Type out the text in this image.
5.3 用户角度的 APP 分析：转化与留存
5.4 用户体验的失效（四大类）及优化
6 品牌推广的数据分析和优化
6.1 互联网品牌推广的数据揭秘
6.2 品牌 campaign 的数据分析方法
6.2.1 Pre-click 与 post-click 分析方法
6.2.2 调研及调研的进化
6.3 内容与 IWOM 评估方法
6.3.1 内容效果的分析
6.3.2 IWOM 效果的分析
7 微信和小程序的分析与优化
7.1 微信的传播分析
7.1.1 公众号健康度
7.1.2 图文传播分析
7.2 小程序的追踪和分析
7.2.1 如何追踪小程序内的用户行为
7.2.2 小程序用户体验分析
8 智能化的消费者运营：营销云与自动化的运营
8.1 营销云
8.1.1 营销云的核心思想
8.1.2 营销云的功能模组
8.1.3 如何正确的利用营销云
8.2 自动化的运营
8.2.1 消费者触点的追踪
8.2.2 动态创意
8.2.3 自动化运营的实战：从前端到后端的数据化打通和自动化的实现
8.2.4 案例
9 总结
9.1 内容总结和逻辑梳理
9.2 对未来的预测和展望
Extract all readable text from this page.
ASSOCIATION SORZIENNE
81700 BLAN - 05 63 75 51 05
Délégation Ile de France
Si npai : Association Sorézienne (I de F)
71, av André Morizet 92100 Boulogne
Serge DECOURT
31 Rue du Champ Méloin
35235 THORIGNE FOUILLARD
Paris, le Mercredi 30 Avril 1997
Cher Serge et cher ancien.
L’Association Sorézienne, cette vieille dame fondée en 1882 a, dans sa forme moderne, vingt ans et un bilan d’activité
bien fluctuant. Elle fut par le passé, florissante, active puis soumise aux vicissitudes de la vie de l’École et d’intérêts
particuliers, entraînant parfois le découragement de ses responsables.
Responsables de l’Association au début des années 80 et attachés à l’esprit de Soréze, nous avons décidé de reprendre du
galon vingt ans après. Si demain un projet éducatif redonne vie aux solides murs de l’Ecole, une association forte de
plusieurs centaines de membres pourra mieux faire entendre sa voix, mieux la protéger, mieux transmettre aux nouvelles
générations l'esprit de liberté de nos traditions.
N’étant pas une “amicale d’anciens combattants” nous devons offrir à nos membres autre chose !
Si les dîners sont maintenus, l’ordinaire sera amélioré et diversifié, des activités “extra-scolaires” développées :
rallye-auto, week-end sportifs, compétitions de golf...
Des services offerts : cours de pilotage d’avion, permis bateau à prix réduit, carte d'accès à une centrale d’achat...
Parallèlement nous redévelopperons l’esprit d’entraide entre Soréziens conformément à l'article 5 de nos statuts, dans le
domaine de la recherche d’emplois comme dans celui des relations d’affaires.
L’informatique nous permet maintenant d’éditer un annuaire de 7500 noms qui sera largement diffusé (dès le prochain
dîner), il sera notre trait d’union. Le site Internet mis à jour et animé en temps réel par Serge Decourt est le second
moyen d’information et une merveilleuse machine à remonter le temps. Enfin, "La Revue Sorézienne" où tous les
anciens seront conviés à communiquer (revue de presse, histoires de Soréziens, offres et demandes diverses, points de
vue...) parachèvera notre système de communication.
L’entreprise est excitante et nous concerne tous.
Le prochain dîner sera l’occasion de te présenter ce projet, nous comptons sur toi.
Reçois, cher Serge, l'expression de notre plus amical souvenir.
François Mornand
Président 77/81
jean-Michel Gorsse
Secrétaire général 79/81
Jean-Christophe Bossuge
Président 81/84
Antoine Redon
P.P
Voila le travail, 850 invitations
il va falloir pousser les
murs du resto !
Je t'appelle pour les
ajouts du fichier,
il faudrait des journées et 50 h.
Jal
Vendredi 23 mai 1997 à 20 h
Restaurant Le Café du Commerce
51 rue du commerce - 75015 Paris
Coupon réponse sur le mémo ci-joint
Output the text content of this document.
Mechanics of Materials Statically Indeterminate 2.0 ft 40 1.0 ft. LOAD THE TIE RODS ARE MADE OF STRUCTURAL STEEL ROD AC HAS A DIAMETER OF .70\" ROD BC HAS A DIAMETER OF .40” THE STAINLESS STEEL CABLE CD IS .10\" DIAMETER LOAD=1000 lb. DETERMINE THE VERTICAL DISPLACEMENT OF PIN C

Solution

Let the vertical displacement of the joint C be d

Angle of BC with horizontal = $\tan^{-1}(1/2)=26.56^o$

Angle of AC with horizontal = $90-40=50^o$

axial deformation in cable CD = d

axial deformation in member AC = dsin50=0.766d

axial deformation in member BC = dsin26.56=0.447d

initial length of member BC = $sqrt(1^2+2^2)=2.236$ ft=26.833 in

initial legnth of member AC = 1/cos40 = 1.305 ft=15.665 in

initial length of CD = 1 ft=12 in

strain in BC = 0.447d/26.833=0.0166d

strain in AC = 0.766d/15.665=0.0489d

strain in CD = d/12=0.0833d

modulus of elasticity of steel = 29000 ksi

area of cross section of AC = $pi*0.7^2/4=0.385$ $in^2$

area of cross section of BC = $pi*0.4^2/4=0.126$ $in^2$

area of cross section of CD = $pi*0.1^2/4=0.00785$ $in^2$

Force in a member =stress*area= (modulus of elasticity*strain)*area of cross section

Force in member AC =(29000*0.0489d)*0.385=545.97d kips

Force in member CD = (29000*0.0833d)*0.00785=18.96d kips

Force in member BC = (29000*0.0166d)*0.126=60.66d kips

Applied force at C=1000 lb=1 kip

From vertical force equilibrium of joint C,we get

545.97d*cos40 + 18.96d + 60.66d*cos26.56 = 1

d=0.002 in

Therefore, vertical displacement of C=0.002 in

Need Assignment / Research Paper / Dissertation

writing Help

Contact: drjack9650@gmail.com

★ ★ ★

PROMPT —
Repeat every entry word for word.

THE RESULT —
Type out the text in this image.
5.3 用户角度的 APP 分析：转化与留存
5.4 用户体验的失效（四大类）及优化
6 品牌推广的数据分析和优化
6.1 互联网品牌推广的数据揭秘
6.2 品牌 campaign 的数据分析方法
6.2.1 Pre-click 与 post-click 分析方法
6.2.2 调研及调研的进化
6.3 内容与 IWOM 评估方法
6.3.1 内容效果的分析
6.3.2 IWOM 效果的分析
7 微信和小程序的分析与优化
7.1 微信的传播分析
7.1.1 公众号健康度
7.1.2 图文传播分析
7.2 小程序的追踪和分析
7.2.1 如何追踪小程序内的用户行为
7.2.2 小程序用户体验分析
8 智能化的消费者运营：营销云与自动化的运营
8.1 营销云
8.1.1 营销云的核心思想
8.1.2 营销云的功能模组
8.1.3 如何正确的利用营销云
8.2 自动化的运营
8.2.1 消费者触点的追踪
8.2.2 动态创意
8.2.3 自动化运营的实战：从前端到后端的数据化打通和自动化的实现
8.2.4 案例
9 总结
9.1 内容总结和逻辑梳理
9.2 对未来的预测和展望
Extract all readable text from this page.
ASSOCIATION SORZIENNE
81700 BLAN - 05 63 75 51 05
Délégation Ile de France
Si npai : Association Sorézienne (I de F)
71, av André Morizet 92100 Boulogne
Serge DECOURT
31 Rue du Champ Méloin
35235 THORIGNE FOUILLARD
Paris, le Mercredi 30 Avril 1997
Cher Serge et cher ancien.
L’Association Sorézienne, cette vieille dame fondée en 1882 a, dans sa forme moderne, vingt ans et un bilan d’activité
bien fluctuant. Elle fut par le passé, florissante, active puis soumise aux vicissitudes de la vie de l’École et d’intérêts
particuliers, entraînant parfois le découragement de ses responsables.
Responsables de l’Association au début des années 80 et attachés à l’esprit de Soréze, nous avons décidé de reprendre du
galon vingt ans après. Si demain un projet éducatif redonne vie aux solides murs de l’Ecole, une association forte de
plusieurs centaines de membres pourra mieux faire entendre sa voix, mieux la protéger, mieux transmettre aux nouvelles
générations l'esprit de liberté de nos traditions.
N’étant pas une “amicale d’anciens combattants” nous devons offrir à nos membres autre chose !
Si les dîners sont maintenus, l’ordinaire sera amélioré et diversifié, des activités “extra-scolaires” développées :
rallye-auto, week-end sportifs, compétitions de golf...
Des services offerts : cours de pilotage d’avion, permis bateau à prix réduit, carte d'accès à une centrale d’achat...
Parallèlement nous redévelopperons l’esprit d’entraide entre Soréziens conformément à l'article 5 de nos statuts, dans le
domaine de la recherche d’emplois comme dans celui des relations d’affaires.
L’informatique nous permet maintenant d’éditer un annuaire de 7500 noms qui sera largement diffusé (dès le prochain
dîner), il sera notre trait d’union. Le site Internet mis à jour et animé en temps réel par Serge Decourt est le second
moyen d’information et une merveilleuse machine à remonter le temps. Enfin, "La Revue Sorézienne" où tous les
anciens seront conviés à communiquer (revue de presse, histoires de Soréziens, offres et demandes diverses, points de
vue...) parachèvera notre système de communication.
L’entreprise est excitante et nous concerne tous.
Le prochain dîner sera l’occasion de te présenter ce projet, nous comptons sur toi.
Reçois, cher Serge, l'expression de notre plus amical souvenir.
François Mornand
Président 77/81
jean-Michel Gorsse
Secrétaire général 79/81
Jean-Christophe Bossuge
Président 81/84
Antoine Redon
P.P
Voila le travail, 850 invitations
il va falloir pousser les
murs du resto !
Je t'appelle pour les
ajouts du fichier,
il faudrait des journées et 50 h.
Jal
Vendredi 23 mai 1997 à 20 h
Restaurant Le Café du Commerce
51 rue du commerce - 75015 Paris
Coupon réponse sur le mémo ci-joint
Output the text content of this document.
Mechanics of Materials Statically Indeterminate 2.0 ft 40 1.0 ft. LOAD THE TIE RODS ARE MADE OF STRUCTURAL STEEL ROD AC HAS A DIAMETER OF .70\" ROD BC HAS A DIAMETER OF .40” THE STAINLESS STEEL CABLE CD IS .10\" DIAMETER LOAD=1000 lb. DETERMINE THE VERTICAL DISPLACEMENT OF PIN C

Solution

Let the vertical displacement of the joint C be d

Angle of BC with horizontal = $\tan^{-1}(1/2)=26.56^o$

Angle of AC with horizontal = $90-40=50^o$

axial deformation in cable CD = d

axial deformation in member AC = dsin50=0.766d

axial deformation in member BC = dsin26.56=0.447d

initial length of member BC = $sqrt(1^2+2^2)=2.236$ ft=26.833 in

initial legnth of member AC = 1/cos40 = 1.305 ft=15.665 in

initial length of CD = 1 ft=12 in

strain in BC = 0.447d/26.833=0.0166d

strain in AC = 0.766d/15.665=0.0489d

strain in CD = d/12=0.0833d

modulus of elasticity of steel = 29000 ksi

area of cross section of AC = $pi*0.7^2/4=0.385$ $in^2$

area of cross section of BC = $pi*0.4^2/4=0.126$ $in^2$

area of cross section of CD = $pi*0.1^2/4=0.00785$ $in^2$

Force in a member =stress*area= (modulus of elasticity*strain)*area of cross section

Force in member AC =(29000*0.0489d)*0.385=545.97d kips

Force in member CD = (29000*0.0833d)*0.00785=18.96d kips

Force in member BC = (29000*0.0166d)*0.126=60.66d kips

Applied force at C=1000 lb=1 kip

From vertical force equilibrium of joint C,we get

545.97d*cos40 + 18.96d + 60.66d*cos26.56 = 1

d=0.002 in

Therefore, vertical displacement of C=0.002 in

Need Assignment / Research Paper / Dissertation

writing Help

Contact: drjack9650@gmail.com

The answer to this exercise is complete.